** Your goal **
Search the material below for the word "name" and copy every line in which it occurs.

(Data entries)
## START

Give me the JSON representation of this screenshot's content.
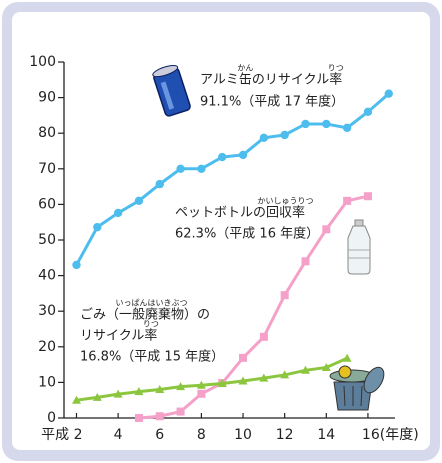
{
  "chart_data": {
    "type": "line",
    "xlim": [
      1.4,
      17.3
    ],
    "xticks": [
      {
        "value": 2,
        "label": "平成 2"
      },
      4,
      6,
      8,
      10,
      12,
      14,
      {
        "value": 16,
        "label": "16(年度)"
      }
    ],
    "ylim": [
      0,
      100
    ],
    "yticks": [
      0,
      10,
      20,
      30,
      40,
      50,
      60,
      70,
      80,
      90,
      100
    ],
    "series": [
      {
        "name": "アルミ缶のリサイクル率",
        "color": "#4dbdee",
        "marker": "circle",
        "x": [
          2,
          3,
          4,
          5,
          6,
          7,
          8,
          9,
          10,
          11,
          12,
          13,
          14,
          15,
          16,
          17
        ],
        "values": [
          43,
          53.6,
          57.6,
          61,
          65.7,
          70,
          70,
          73.3,
          73.9,
          78.7,
          79.5,
          82.6,
          82.6,
          81.5,
          86,
          91.1
        ]
      },
      {
        "name": "ペットボトルの回収率",
        "color": "#f4a0c8",
        "marker": "square",
        "x": [
          5,
          6,
          7,
          8,
          9,
          10,
          11,
          12,
          13,
          14,
          15,
          16
        ],
        "values": [
          0,
          0.5,
          1.8,
          6.8,
          9.8,
          16.9,
          22.8,
          34.5,
          44,
          53,
          61,
          62.3
        ]
      },
      {
        "name": "ごみ（一般廃棄物）のリサイクル率",
        "color": "#8cc63f",
        "marker": "triangle",
        "x": [
          2,
          3,
          4,
          5,
          6,
          7,
          8,
          9,
          10,
          11,
          12,
          13,
          14,
          15
        ],
        "values": [
          5,
          5.8,
          6.7,
          7.4,
          8,
          8.8,
          9.2,
          9.7,
          10.4,
          11.2,
          12.1,
          13.4,
          14.2,
          16.8
        ]
      }
    ],
    "annotations": [
      {
        "lines": [
          {
            "text": "アルミ缶のリサイクル率",
            "ruby": [
              {
                "base": "缶",
                "text": "かん"
              },
              {
                "base": "率",
                "text": "りつ"
              }
            ]
          },
          {
            "text": "91.1%（平成 17 年度）"
          }
        ]
      },
      {
        "lines": [
          {
            "text": "ペットボトルの回収率",
            "ruby": [
              {
                "base": "回収率",
                "text": "かいしゅうりつ"
              }
            ]
          },
          {
            "text": "62.3%（平成 16 年度）"
          }
        ]
      },
      {
        "lines": [
          {
            "text": "ごみ（一般廃棄物）の",
            "ruby": [
              {
                "base": "一般廃棄物",
                "text": "いっぱんはいきぶつ"
              }
            ]
          },
          {
            "text": "リサイクル率",
            "ruby": [
              {
                "base": "率",
                "text": "りつ"
              }
            ]
          },
          {
            "text": "16.8%（平成 15 年度）"
          }
        ]
      }
    ]
  }
}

## END

** Solution below **
        "name": "アルミ缶のリサイクル率",
        "name": "ペットボトルの回収率",
        "name": "ごみ（一般廃棄物）のリサイクル率",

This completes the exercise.